Dataset items
■ ■ ■ ■

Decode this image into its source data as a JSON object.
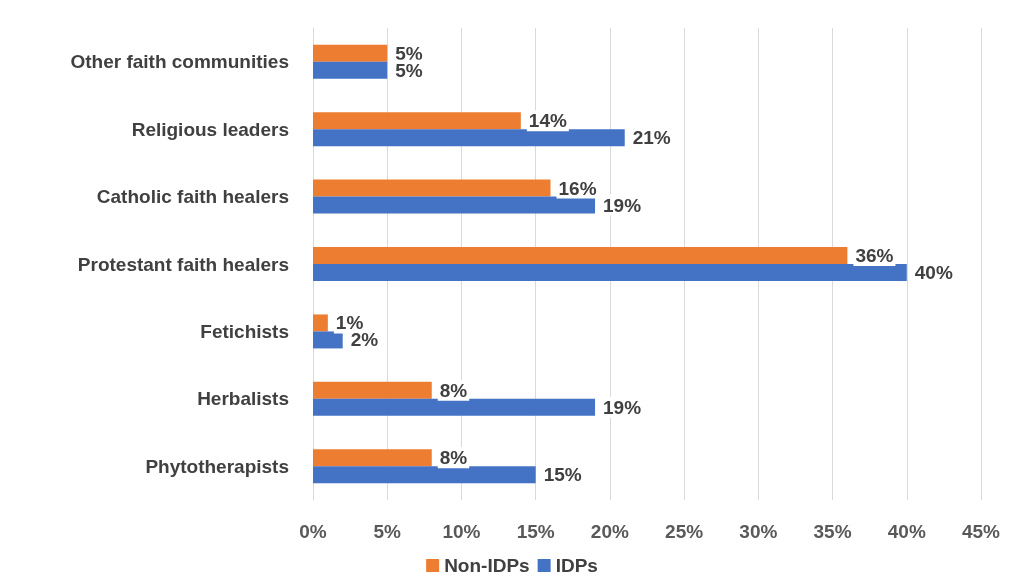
{
  "chart_data": {
    "type": "bar",
    "orientation": "horizontal",
    "categories": [
      "Other faith communities",
      "Religious leaders",
      "Catholic faith healers",
      "Protestant faith healers",
      "Fetichists",
      "Herbalists",
      "Phytotherapists"
    ],
    "series": [
      {
        "name": "Non-IDPs",
        "color": "#ed7d31",
        "values": [
          5,
          14,
          16,
          36,
          1,
          8,
          8
        ],
        "value_labels": [
          "5%",
          "14%",
          "16%",
          "36%",
          "1%",
          "8%",
          "8%"
        ]
      },
      {
        "name": "IDPs",
        "color": "#4472c4",
        "values": [
          5,
          21,
          19,
          40,
          2,
          19,
          15
        ],
        "value_labels": [
          "5%",
          "21%",
          "19%",
          "40%",
          "2%",
          "19%",
          "15%"
        ]
      }
    ],
    "xlim": [
      0,
      45
    ],
    "xticks": [
      {
        "value": 0,
        "label": "0%"
      },
      {
        "value": 5,
        "label": "5%"
      },
      {
        "value": 10,
        "label": "10%"
      },
      {
        "value": 15,
        "label": "15%"
      },
      {
        "value": 20,
        "label": "20%"
      },
      {
        "value": 25,
        "label": "25%"
      },
      {
        "value": 30,
        "label": "30%"
      },
      {
        "value": 35,
        "label": "35%"
      },
      {
        "value": 40,
        "label": "40%"
      },
      {
        "value": 45,
        "label": "45%"
      }
    ],
    "grid": "x",
    "legend": "bottom"
  }
}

■ ■ ■ ■

Requirements: Pictures excluded, quote all the data above exactly.

Response to this task:
Decode this image into its source data as a JSON object.
{
  "chart_data": {
    "type": "bar",
    "orientation": "horizontal",
    "categories": [
      "Other faith communities",
      "Religious leaders",
      "Catholic faith healers",
      "Protestant faith healers",
      "Fetichists",
      "Herbalists",
      "Phytotherapists"
    ],
    "series": [
      {
        "name": "Non-IDPs",
        "color": "#ed7d31",
        "values": [
          5,
          14,
          16,
          36,
          1,
          8,
          8
        ],
        "value_labels": [
          "5%",
          "14%",
          "16%",
          "36%",
          "1%",
          "8%",
          "8%"
        ]
      },
      {
        "name": "IDPs",
        "color": "#4472c4",
        "values": [
          5,
          21,
          19,
          40,
          2,
          19,
          15
        ],
        "value_labels": [
          "5%",
          "21%",
          "19%",
          "40%",
          "2%",
          "19%",
          "15%"
        ]
      }
    ],
    "xlim": [
      0,
      45
    ],
    "xticks": [
      {
        "value": 0,
        "label": "0%"
      },
      {
        "value": 5,
        "label": "5%"
      },
      {
        "value": 10,
        "label": "10%"
      },
      {
        "value": 15,
        "label": "15%"
      },
      {
        "value": 20,
        "label": "20%"
      },
      {
        "value": 25,
        "label": "25%"
      },
      {
        "value": 30,
        "label": "30%"
      },
      {
        "value": 35,
        "label": "35%"
      },
      {
        "value": 40,
        "label": "40%"
      },
      {
        "value": 45,
        "label": "45%"
      }
    ],
    "grid": "x",
    "legend": "bottom"
  }
}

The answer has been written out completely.